Short problem:
Restate the whole listing word for word. Pictures are left out.

Supplied material:
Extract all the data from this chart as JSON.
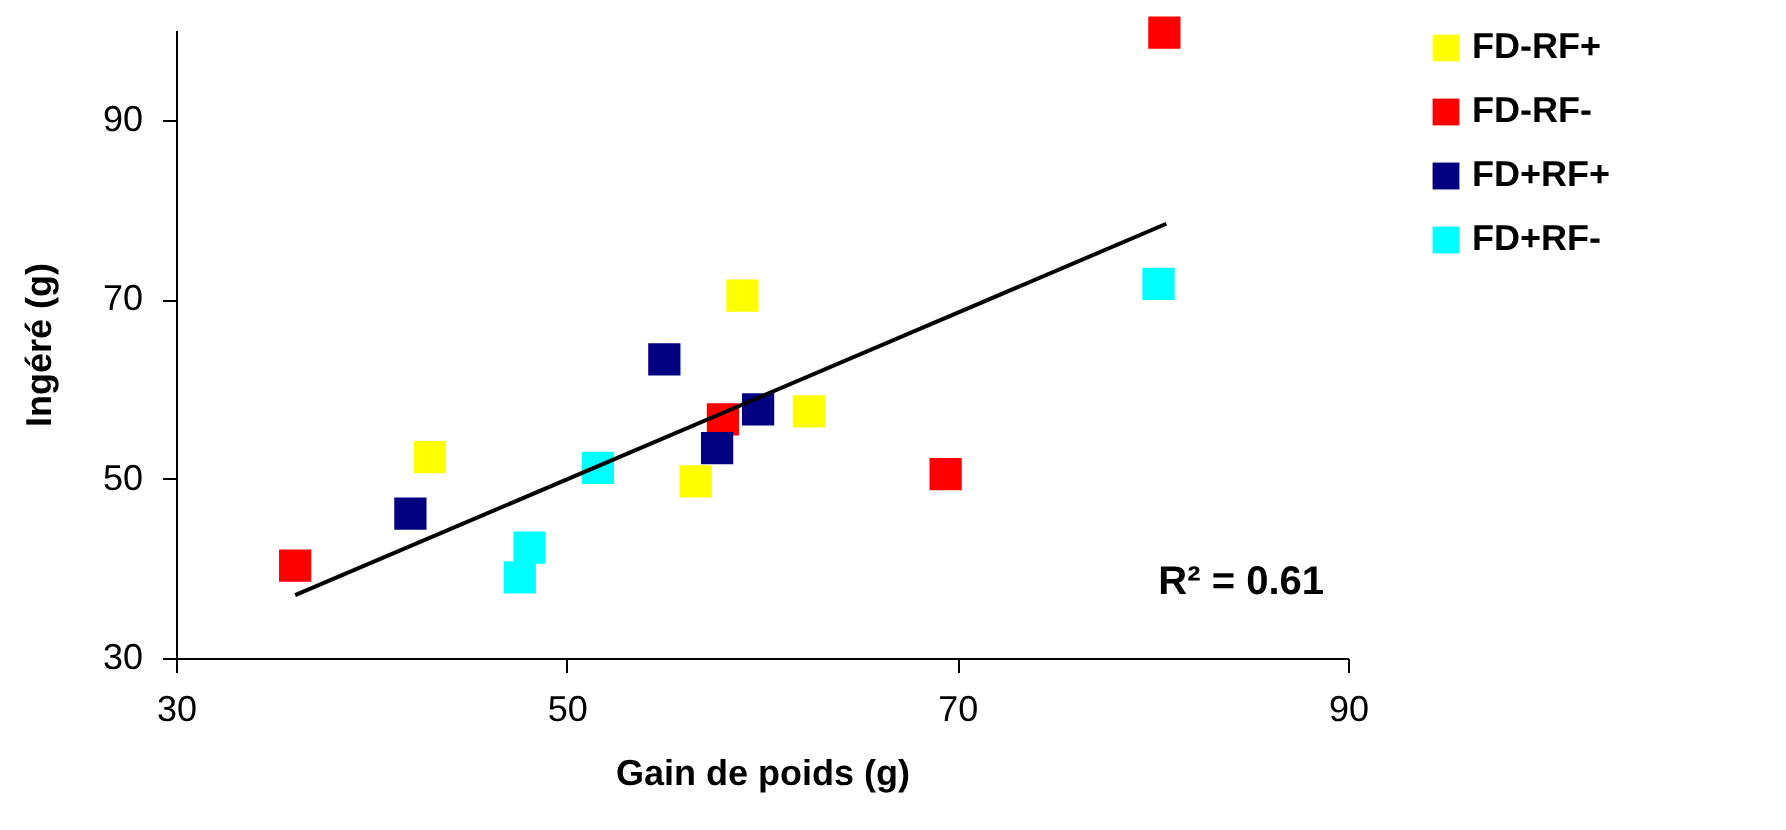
{
  "chart_data": {
    "type": "scatter",
    "xlabel": "Gain de poids (g)",
    "ylabel": "Ingéré (g)",
    "xlim": [
      30,
      90
    ],
    "xticks": [
      30,
      50,
      70,
      90
    ],
    "ylim": [
      30,
      100
    ],
    "yticks": [
      30,
      50,
      70,
      90
    ],
    "grid": false,
    "legend": "right",
    "marker": "square",
    "annotations": [
      "R² = 0.61"
    ],
    "series": [
      {
        "name": "FD-RF+",
        "color": "#ffff00",
        "x": [
          43.0,
          56.6,
          59.0,
          62.4
        ],
        "values": [
          52.4,
          49.7,
          70.4,
          57.5
        ]
      },
      {
        "name": "FD-RF-",
        "color": "#ff0000",
        "x": [
          36.1,
          58.0,
          69.4,
          80.6
        ],
        "values": [
          40.3,
          56.6,
          50.5,
          99.7
        ]
      },
      {
        "name": "FD+RF+",
        "color": "#000080",
        "x": [
          42.0,
          55.0,
          57.7,
          59.8
        ],
        "values": [
          46.1,
          63.3,
          53.4,
          57.7
        ]
      },
      {
        "name": "FD+RF-",
        "color": "#00ffff",
        "x": [
          47.6,
          48.1,
          51.6,
          80.3
        ],
        "values": [
          39.0,
          42.3,
          51.2,
          71.7
        ]
      },
      {
        "type": "line",
        "color": "#000000",
        "marker": "none",
        "line_style": "solid",
        "x": [
          36.1,
          80.7
        ],
        "values": [
          37.0,
          78.4
        ]
      }
    ]
  }
}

Result of the exercise:
Extract all the data from this chart as JSON.
{
  "chart_data": {
    "type": "scatter",
    "xlabel": "Gain de poids (g)",
    "ylabel": "Ingéré (g)",
    "xlim": [
      30,
      90
    ],
    "xticks": [
      30,
      50,
      70,
      90
    ],
    "ylim": [
      30,
      100
    ],
    "yticks": [
      30,
      50,
      70,
      90
    ],
    "grid": false,
    "legend": "right",
    "marker": "square",
    "annotations": [
      "R² = 0.61"
    ],
    "series": [
      {
        "name": "FD-RF+",
        "color": "#ffff00",
        "x": [
          43.0,
          56.6,
          59.0,
          62.4
        ],
        "values": [
          52.4,
          49.7,
          70.4,
          57.5
        ]
      },
      {
        "name": "FD-RF-",
        "color": "#ff0000",
        "x": [
          36.1,
          58.0,
          69.4,
          80.6
        ],
        "values": [
          40.3,
          56.6,
          50.5,
          99.7
        ]
      },
      {
        "name": "FD+RF+",
        "color": "#000080",
        "x": [
          42.0,
          55.0,
          57.7,
          59.8
        ],
        "values": [
          46.1,
          63.3,
          53.4,
          57.7
        ]
      },
      {
        "name": "FD+RF-",
        "color": "#00ffff",
        "x": [
          47.6,
          48.1,
          51.6,
          80.3
        ],
        "values": [
          39.0,
          42.3,
          51.2,
          71.7
        ]
      },
      {
        "type": "line",
        "color": "#000000",
        "marker": "none",
        "line_style": "solid",
        "x": [
          36.1,
          80.7
        ],
        "values": [
          37.0,
          78.4
        ]
      }
    ]
  }
}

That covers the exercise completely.